*Exercise requirements*. Reproduce the records that follow in full, excluding any picture they contain.

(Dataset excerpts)
# # #

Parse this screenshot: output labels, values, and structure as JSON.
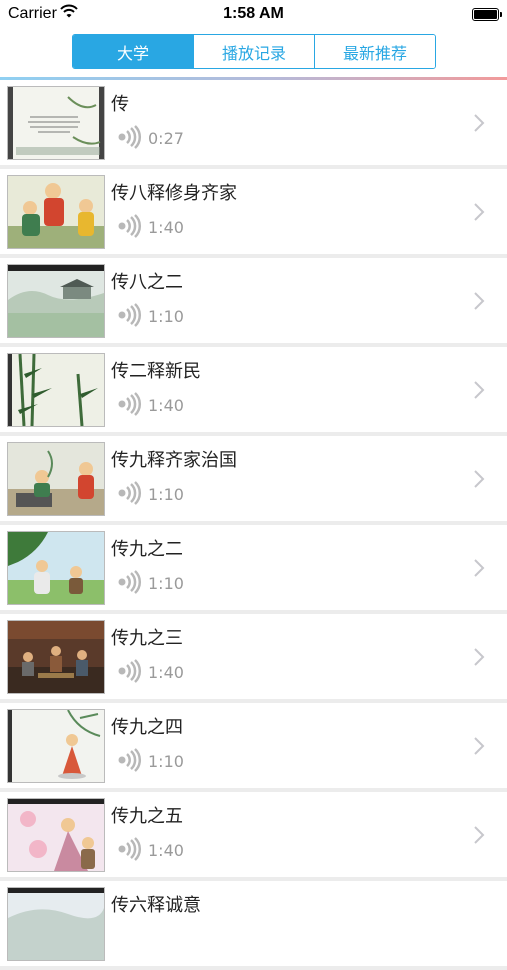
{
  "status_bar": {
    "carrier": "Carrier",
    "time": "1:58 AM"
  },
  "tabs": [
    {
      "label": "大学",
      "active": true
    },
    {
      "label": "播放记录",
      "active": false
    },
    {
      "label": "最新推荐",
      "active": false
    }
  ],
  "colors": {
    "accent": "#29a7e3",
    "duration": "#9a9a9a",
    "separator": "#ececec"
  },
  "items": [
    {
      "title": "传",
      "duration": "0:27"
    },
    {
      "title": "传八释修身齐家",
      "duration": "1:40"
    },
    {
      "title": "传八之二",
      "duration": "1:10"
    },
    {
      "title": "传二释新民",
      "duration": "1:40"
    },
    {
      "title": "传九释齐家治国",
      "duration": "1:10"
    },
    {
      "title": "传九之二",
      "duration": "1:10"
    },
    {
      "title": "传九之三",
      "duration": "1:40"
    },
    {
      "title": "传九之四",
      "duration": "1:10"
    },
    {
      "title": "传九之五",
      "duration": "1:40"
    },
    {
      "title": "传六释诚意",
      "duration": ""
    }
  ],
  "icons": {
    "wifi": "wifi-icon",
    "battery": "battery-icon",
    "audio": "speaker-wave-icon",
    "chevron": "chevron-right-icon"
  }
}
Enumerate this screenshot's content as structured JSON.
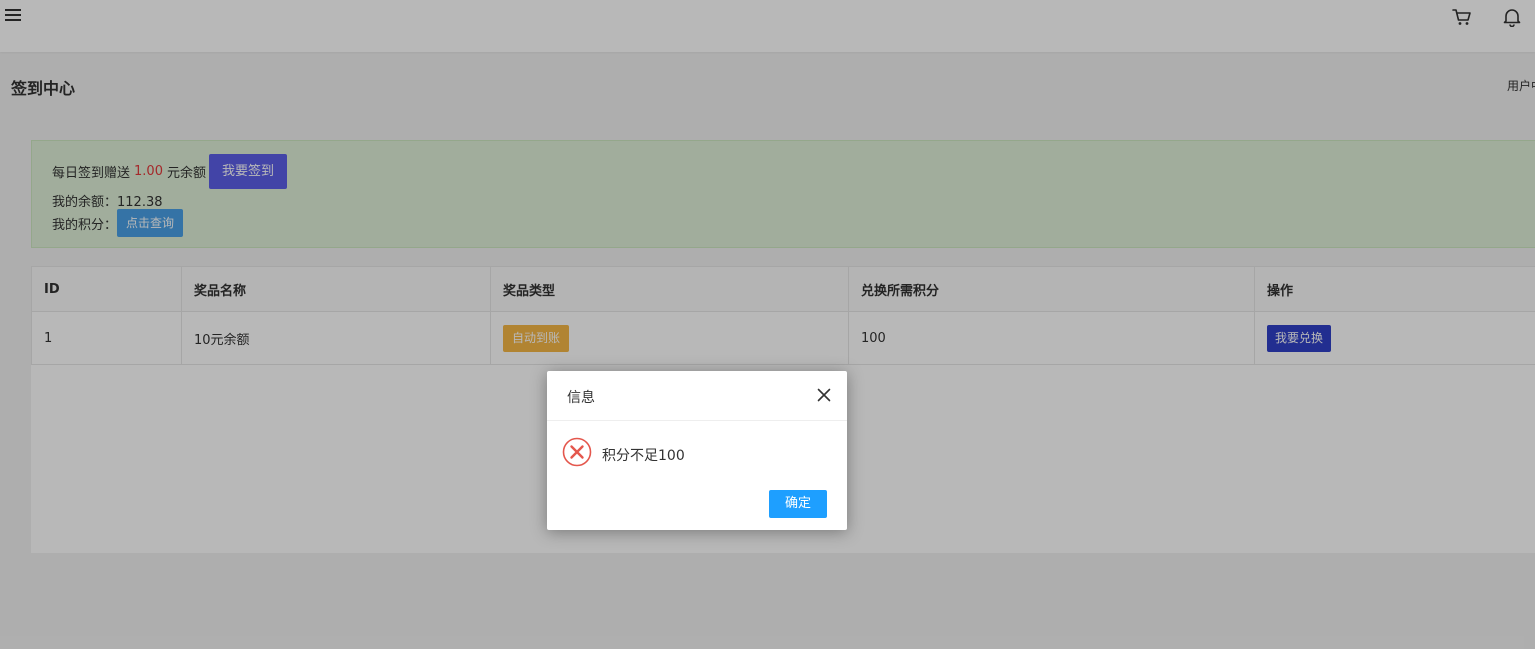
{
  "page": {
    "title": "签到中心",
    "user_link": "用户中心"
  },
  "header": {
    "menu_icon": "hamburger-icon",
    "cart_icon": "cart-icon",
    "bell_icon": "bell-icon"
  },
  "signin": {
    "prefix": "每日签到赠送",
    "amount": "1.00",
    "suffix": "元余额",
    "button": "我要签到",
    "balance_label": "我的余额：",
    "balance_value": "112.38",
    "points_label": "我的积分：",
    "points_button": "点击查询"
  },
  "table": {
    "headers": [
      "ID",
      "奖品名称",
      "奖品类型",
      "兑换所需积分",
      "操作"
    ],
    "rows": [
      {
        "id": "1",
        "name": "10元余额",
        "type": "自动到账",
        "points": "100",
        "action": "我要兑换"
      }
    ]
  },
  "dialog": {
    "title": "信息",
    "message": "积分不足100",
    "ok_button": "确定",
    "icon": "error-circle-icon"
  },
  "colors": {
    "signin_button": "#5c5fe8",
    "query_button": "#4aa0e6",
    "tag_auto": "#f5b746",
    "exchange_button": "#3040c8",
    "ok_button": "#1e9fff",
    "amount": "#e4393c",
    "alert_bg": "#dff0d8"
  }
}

# # #

*Written solution*.
Parse this screenshot: output labels, values, and structure as JSON.
{
  "status_bar": {
    "carrier": "Carrier",
    "time": "1:58 AM"
  },
  "tabs": [
    {
      "label": "大学",
      "active": true
    },
    {
      "label": "播放记录",
      "active": false
    },
    {
      "label": "最新推荐",
      "active": false
    }
  ],
  "colors": {
    "accent": "#29a7e3",
    "duration": "#9a9a9a",
    "separator": "#ececec"
  },
  "items": [
    {
      "title": "传",
      "duration": "0:27"
    },
    {
      "title": "传八释修身齐家",
      "duration": "1:40"
    },
    {
      "title": "传八之二",
      "duration": "1:10"
    },
    {
      "title": "传二释新民",
      "duration": "1:40"
    },
    {
      "title": "传九释齐家治国",
      "duration": "1:10"
    },
    {
      "title": "传九之二",
      "duration": "1:10"
    },
    {
      "title": "传九之三",
      "duration": "1:40"
    },
    {
      "title": "传九之四",
      "duration": "1:10"
    },
    {
      "title": "传九之五",
      "duration": "1:40"
    },
    {
      "title": "传六释诚意",
      "duration": ""
    }
  ],
  "icons": {
    "wifi": "wifi-icon",
    "battery": "battery-icon",
    "audio": "speaker-wave-icon",
    "chevron": "chevron-right-icon"
  }
}
Enumerate this screenshot's content as structured JSON.
{
  "page": {
    "title": "签到中心",
    "user_link": "用户中心"
  },
  "header": {
    "menu_icon": "hamburger-icon",
    "cart_icon": "cart-icon",
    "bell_icon": "bell-icon"
  },
  "signin": {
    "prefix": "每日签到赠送",
    "amount": "1.00",
    "suffix": "元余额",
    "button": "我要签到",
    "balance_label": "我的余额：",
    "balance_value": "112.38",
    "points_label": "我的积分：",
    "points_button": "点击查询"
  },
  "table": {
    "headers": [
      "ID",
      "奖品名称",
      "奖品类型",
      "兑换所需积分",
      "操作"
    ],
    "rows": [
      {
        "id": "1",
        "name": "10元余额",
        "type": "自动到账",
        "points": "100",
        "action": "我要兑换"
      }
    ]
  },
  "dialog": {
    "title": "信息",
    "message": "积分不足100",
    "ok_button": "确定",
    "icon": "error-circle-icon"
  },
  "colors": {
    "signin_button": "#5c5fe8",
    "query_button": "#4aa0e6",
    "tag_auto": "#f5b746",
    "exchange_button": "#3040c8",
    "ok_button": "#1e9fff",
    "amount": "#e4393c",
    "alert_bg": "#dff0d8"
  }
}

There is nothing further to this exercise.